Each line of the data that includes the string "estetik" is to be copied out.
+++ Dataset records
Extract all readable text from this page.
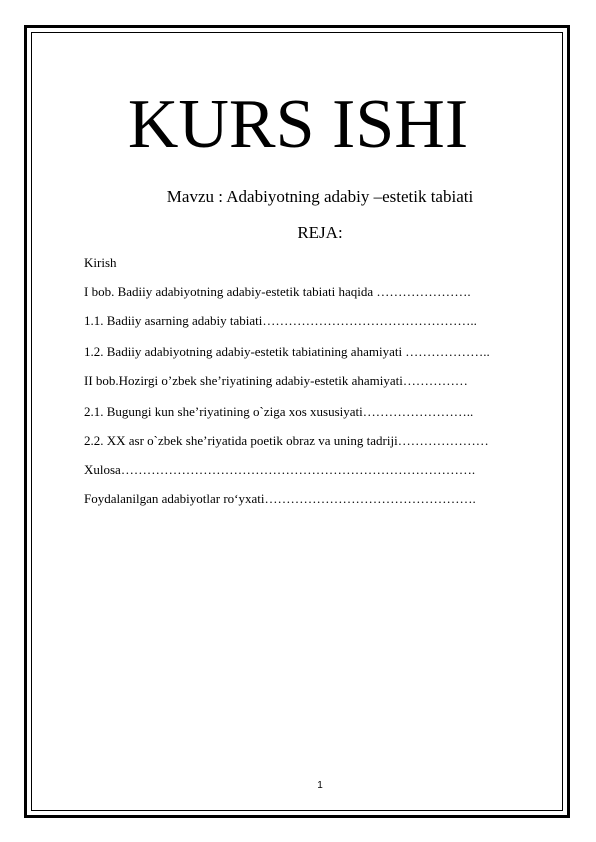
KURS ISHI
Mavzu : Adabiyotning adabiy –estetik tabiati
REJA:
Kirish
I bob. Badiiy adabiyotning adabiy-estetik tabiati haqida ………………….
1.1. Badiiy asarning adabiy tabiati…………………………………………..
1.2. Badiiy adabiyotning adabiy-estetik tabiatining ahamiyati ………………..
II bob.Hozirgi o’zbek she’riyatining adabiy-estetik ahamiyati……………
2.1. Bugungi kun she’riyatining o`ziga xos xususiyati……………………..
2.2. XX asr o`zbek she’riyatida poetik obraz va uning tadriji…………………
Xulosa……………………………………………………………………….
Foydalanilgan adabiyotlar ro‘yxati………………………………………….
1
++++++
__Exercise result__
Mavzu : Adabiyotning adabiy –estetik tabiati
I bob. Badiiy adabiyotning adabiy-estetik tabiati haqida ………………….
1.2. Badiiy adabiyotning adabiy-estetik tabiatining ahamiyati ………………..
II bob.Hozirgi o’zbek she’riyatining adabiy-estetik ahamiyati……………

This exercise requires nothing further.